*** RECORDS FOR PROCESSING

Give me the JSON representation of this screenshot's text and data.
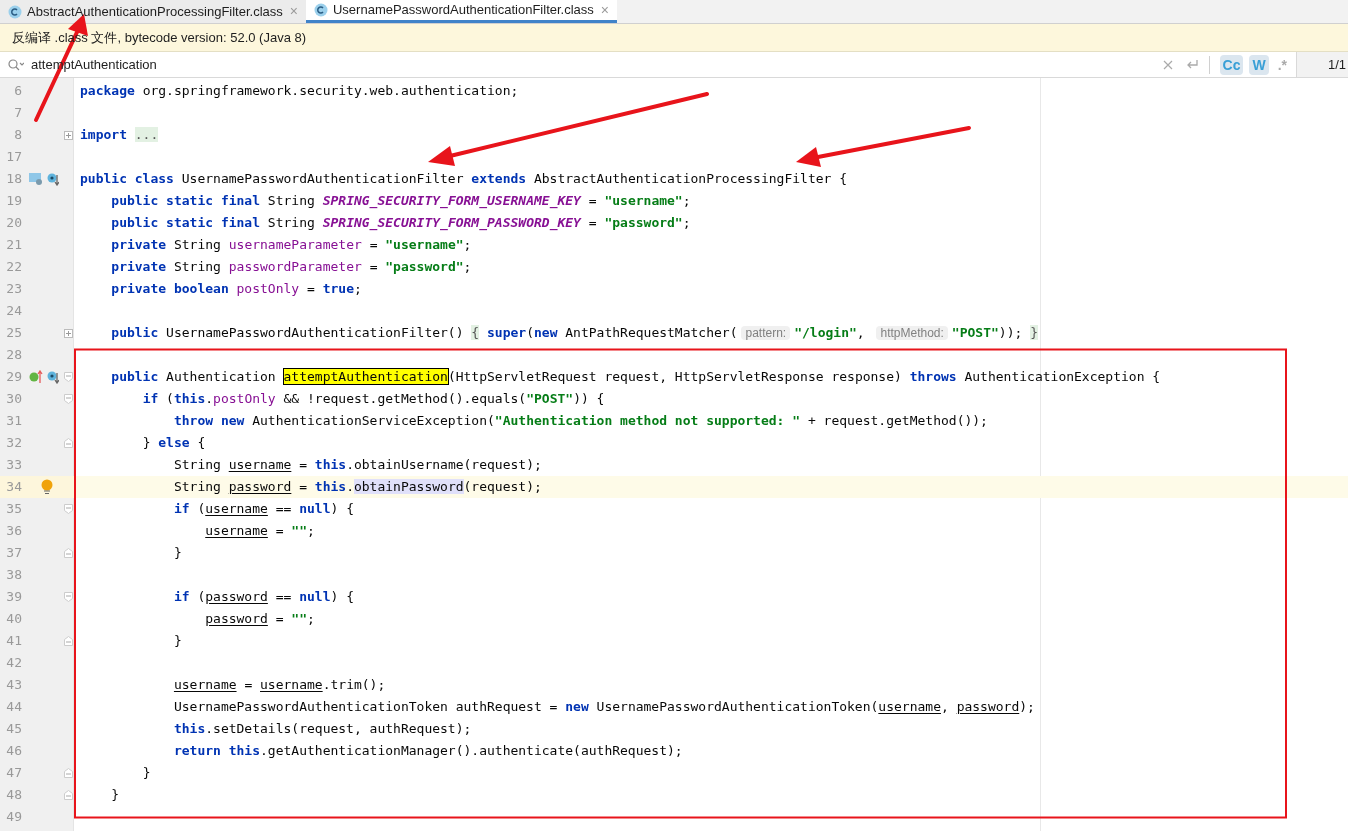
{
  "tabs": [
    {
      "label": "AbstractAuthenticationProcessingFilter.class",
      "close": "×",
      "selected": false
    },
    {
      "label": "UsernamePasswordAuthenticationFilter.class",
      "close": "×",
      "selected": true
    }
  ],
  "banner": {
    "text": "反编译 .class 文件, bytecode version: 52.0 (Java 8)"
  },
  "search": {
    "value": "attemptAuthentication",
    "options": [
      {
        "label": "Cc",
        "on": true
      },
      {
        "label": "W",
        "on": true
      },
      {
        "label": ".*",
        "on": false
      }
    ],
    "count": "1/1"
  },
  "editor": {
    "lines": [
      {
        "number": "6",
        "current": false,
        "tokens": [
          {
            "kind": "kw",
            "text": "package"
          },
          {
            "kind": "text",
            "text": " org.springframework.security.web.authentication;"
          }
        ]
      },
      {
        "number": "7",
        "current": false
      },
      {
        "number": "8",
        "current": false,
        "fold_marker": {
          "kind": "expand"
        },
        "tokens": [
          {
            "kind": "kw",
            "text": "import "
          },
          {
            "kind": "folded",
            "text": "..."
          }
        ]
      },
      {
        "number": "17",
        "current": false
      },
      {
        "number": "18",
        "current": false,
        "gutter": [
          {
            "kind": "implemented"
          },
          {
            "kind": "overridden"
          }
        ],
        "tokens": [
          {
            "kind": "kw",
            "text": "public class"
          },
          {
            "kind": "text",
            "text": " UsernamePasswordAuthenticationFilter "
          },
          {
            "kind": "kw",
            "text": "extends"
          },
          {
            "kind": "text",
            "text": " AbstractAuthenticationProcessingFilter {"
          }
        ]
      },
      {
        "number": "19",
        "current": false,
        "tokens": [
          {
            "kind": "kw",
            "text": "    public static final"
          },
          {
            "kind": "text",
            "text": " String "
          },
          {
            "kind": "const",
            "text": "SPRING_SECURITY_FORM_USERNAME_KEY"
          },
          {
            "kind": "text",
            "text": " = "
          },
          {
            "kind": "str",
            "text": "\"username\""
          },
          {
            "kind": "text",
            "text": ";"
          }
        ]
      },
      {
        "number": "20",
        "current": false,
        "tokens": [
          {
            "kind": "kw",
            "text": "    public static final"
          },
          {
            "kind": "text",
            "text": " String "
          },
          {
            "kind": "const",
            "text": "SPRING_SECURITY_FORM_PASSWORD_KEY"
          },
          {
            "kind": "text",
            "text": " = "
          },
          {
            "kind": "str",
            "text": "\"password\""
          },
          {
            "kind": "text",
            "text": ";"
          }
        ]
      },
      {
        "number": "21",
        "current": false,
        "tokens": [
          {
            "kind": "kw",
            "text": "    private"
          },
          {
            "kind": "text",
            "text": " String "
          },
          {
            "kind": "field",
            "text": "usernameParameter"
          },
          {
            "kind": "text",
            "text": " = "
          },
          {
            "kind": "str",
            "text": "\"username\""
          },
          {
            "kind": "text",
            "text": ";"
          }
        ]
      },
      {
        "number": "22",
        "current": false,
        "tokens": [
          {
            "kind": "kw",
            "text": "    private"
          },
          {
            "kind": "text",
            "text": " String "
          },
          {
            "kind": "field",
            "text": "passwordParameter"
          },
          {
            "kind": "text",
            "text": " = "
          },
          {
            "kind": "str",
            "text": "\"password\""
          },
          {
            "kind": "text",
            "text": ";"
          }
        ]
      },
      {
        "number": "23",
        "current": false,
        "tokens": [
          {
            "kind": "kw",
            "text": "    private boolean "
          },
          {
            "kind": "field",
            "text": "postOnly"
          },
          {
            "kind": "text",
            "text": " = "
          },
          {
            "kind": "kw",
            "text": "true"
          },
          {
            "kind": "text",
            "text": ";"
          }
        ]
      },
      {
        "number": "24",
        "current": false
      },
      {
        "number": "25",
        "current": false,
        "fold_marker": {
          "kind": "expand"
        },
        "tokens": [
          {
            "kind": "kw",
            "text": "    public"
          },
          {
            "kind": "text",
            "text": " UsernamePasswordAuthenticationFilter() "
          },
          {
            "kind": "folded",
            "text": "{"
          },
          {
            "kind": "kw",
            "text": " super"
          },
          {
            "kind": "text",
            "text": "("
          },
          {
            "kind": "kw",
            "text": "new"
          },
          {
            "kind": "text",
            "text": " AntPathRequestMatcher("
          },
          {
            "kind": "hint",
            "text": "pattern:"
          },
          {
            "kind": "str",
            "text": "\"/login\""
          },
          {
            "kind": "text",
            "text": ", "
          },
          {
            "kind": "hint",
            "text": "httpMethod:"
          },
          {
            "kind": "str",
            "text": "\"POST\""
          },
          {
            "kind": "text",
            "text": ")); "
          },
          {
            "kind": "folded",
            "text": "}"
          }
        ]
      },
      {
        "number": "28",
        "current": false
      },
      {
        "number": "29",
        "current": false,
        "gutter": [
          {
            "kind": "implements"
          },
          {
            "kind": "overridden"
          }
        ],
        "fold_marker": {
          "kind": "start"
        },
        "tokens": [
          {
            "kind": "kw",
            "text": "    public"
          },
          {
            "kind": "text",
            "text": " Authentication "
          },
          {
            "kind": "match",
            "text": "attemptAuthentication"
          },
          {
            "kind": "text",
            "text": "(HttpServletRequest request, HttpServletResponse response) "
          },
          {
            "kind": "kw",
            "text": "throws"
          },
          {
            "kind": "text",
            "text": " AuthenticationException {"
          }
        ]
      },
      {
        "number": "30",
        "current": false,
        "fold_marker": {
          "kind": "start"
        },
        "tokens": [
          {
            "kind": "kw",
            "text": "        if"
          },
          {
            "kind": "text",
            "text": " ("
          },
          {
            "kind": "kw",
            "text": "this"
          },
          {
            "kind": "text",
            "text": "."
          },
          {
            "kind": "field",
            "text": "postOnly"
          },
          {
            "kind": "text",
            "text": " && !request.getMethod().equals("
          },
          {
            "kind": "str",
            "text": "\"POST\""
          },
          {
            "kind": "text",
            "text": ")) {"
          }
        ]
      },
      {
        "number": "31",
        "current": false,
        "tokens": [
          {
            "kind": "kw",
            "text": "            throw new"
          },
          {
            "kind": "text",
            "text": " AuthenticationServiceException("
          },
          {
            "kind": "str",
            "text": "\"Authentication method not supported: \""
          },
          {
            "kind": "text",
            "text": " + request.getMethod());"
          }
        ]
      },
      {
        "number": "32",
        "current": false,
        "fold_marker": {
          "kind": "end"
        },
        "tokens": [
          {
            "kind": "text",
            "text": "        } "
          },
          {
            "kind": "kw",
            "text": "else"
          },
          {
            "kind": "text",
            "text": " {"
          }
        ]
      },
      {
        "number": "33",
        "current": false,
        "tokens": [
          {
            "kind": "text",
            "text": "            String "
          },
          {
            "kind": "var",
            "text": "username"
          },
          {
            "kind": "text",
            "text": " = "
          },
          {
            "kind": "kw",
            "text": "this"
          },
          {
            "kind": "text",
            "text": ".obtainUsername(request);"
          }
        ]
      },
      {
        "number": "34",
        "current": true,
        "gutter": [
          {
            "kind": "bulb"
          }
        ],
        "tokens": [
          {
            "kind": "text",
            "text": "            String "
          },
          {
            "kind": "var",
            "text": "password"
          },
          {
            "kind": "text",
            "text": " = "
          },
          {
            "kind": "kw",
            "text": "this"
          },
          {
            "kind": "text",
            "text": "."
          },
          {
            "kind": "usage",
            "text": "obtainPassword"
          },
          {
            "kind": "text",
            "text": "(request);"
          }
        ]
      },
      {
        "number": "35",
        "current": false,
        "fold_marker": {
          "kind": "start"
        },
        "tokens": [
          {
            "kind": "kw",
            "text": "            if"
          },
          {
            "kind": "text",
            "text": " ("
          },
          {
            "kind": "var",
            "text": "username"
          },
          {
            "kind": "text",
            "text": " == "
          },
          {
            "kind": "kw",
            "text": "null"
          },
          {
            "kind": "text",
            "text": ") {"
          }
        ]
      },
      {
        "number": "36",
        "current": false,
        "tokens": [
          {
            "kind": "var",
            "text": "                username"
          },
          {
            "kind": "text",
            "text": " = "
          },
          {
            "kind": "str",
            "text": "\"\""
          },
          {
            "kind": "text",
            "text": ";"
          }
        ]
      },
      {
        "number": "37",
        "current": false,
        "fold_marker": {
          "kind": "end"
        },
        "tokens": [
          {
            "kind": "text",
            "text": "            }"
          }
        ]
      },
      {
        "number": "38",
        "current": false
      },
      {
        "number": "39",
        "current": false,
        "fold_marker": {
          "kind": "start"
        },
        "tokens": [
          {
            "kind": "kw",
            "text": "            if"
          },
          {
            "kind": "text",
            "text": " ("
          },
          {
            "kind": "var",
            "text": "password"
          },
          {
            "kind": "text",
            "text": " == "
          },
          {
            "kind": "kw",
            "text": "null"
          },
          {
            "kind": "text",
            "text": ") {"
          }
        ]
      },
      {
        "number": "40",
        "current": false,
        "tokens": [
          {
            "kind": "var",
            "text": "                password"
          },
          {
            "kind": "text",
            "text": " = "
          },
          {
            "kind": "str",
            "text": "\"\""
          },
          {
            "kind": "text",
            "text": ";"
          }
        ]
      },
      {
        "number": "41",
        "current": false,
        "fold_marker": {
          "kind": "end"
        },
        "tokens": [
          {
            "kind": "text",
            "text": "            }"
          }
        ]
      },
      {
        "number": "42",
        "current": false
      },
      {
        "number": "43",
        "current": false,
        "tokens": [
          {
            "kind": "var",
            "text": "            username"
          },
          {
            "kind": "text",
            "text": " = "
          },
          {
            "kind": "var",
            "text": "username"
          },
          {
            "kind": "text",
            "text": ".trim();"
          }
        ]
      },
      {
        "number": "44",
        "current": false,
        "tokens": [
          {
            "kind": "text",
            "text": "            UsernamePasswordAuthenticationToken authRequest = "
          },
          {
            "kind": "kw",
            "text": "new"
          },
          {
            "kind": "text",
            "text": " UsernamePasswordAuthenticationToken("
          },
          {
            "kind": "var",
            "text": "username"
          },
          {
            "kind": "text",
            "text": ", "
          },
          {
            "kind": "var",
            "text": "password"
          },
          {
            "kind": "text",
            "text": ");"
          }
        ]
      },
      {
        "number": "45",
        "current": false,
        "tokens": [
          {
            "kind": "kw",
            "text": "            this"
          },
          {
            "kind": "text",
            "text": ".setDetails(request, authRequest);"
          }
        ]
      },
      {
        "number": "46",
        "current": false,
        "tokens": [
          {
            "kind": "kw",
            "text": "            return this"
          },
          {
            "kind": "text",
            "text": ".getAuthenticationManager().authenticate(authRequest);"
          }
        ]
      },
      {
        "number": "47",
        "current": false,
        "fold_marker": {
          "kind": "end"
        },
        "tokens": [
          {
            "kind": "text",
            "text": "        }"
          }
        ]
      },
      {
        "number": "48",
        "current": false,
        "fold_marker": {
          "kind": "end"
        },
        "tokens": [
          {
            "kind": "text",
            "text": "    }"
          }
        ]
      },
      {
        "number": "49",
        "current": false
      }
    ]
  }
}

******

**THE EXERCISE**
Select and copy each line from the data that includes the word "UsernamePasswordAuthenticationToken".

**COMPLETED TASK**
            "text": "            UsernamePasswordAuthenticationToken authRequest = "
            "text": " UsernamePasswordAuthenticationToken("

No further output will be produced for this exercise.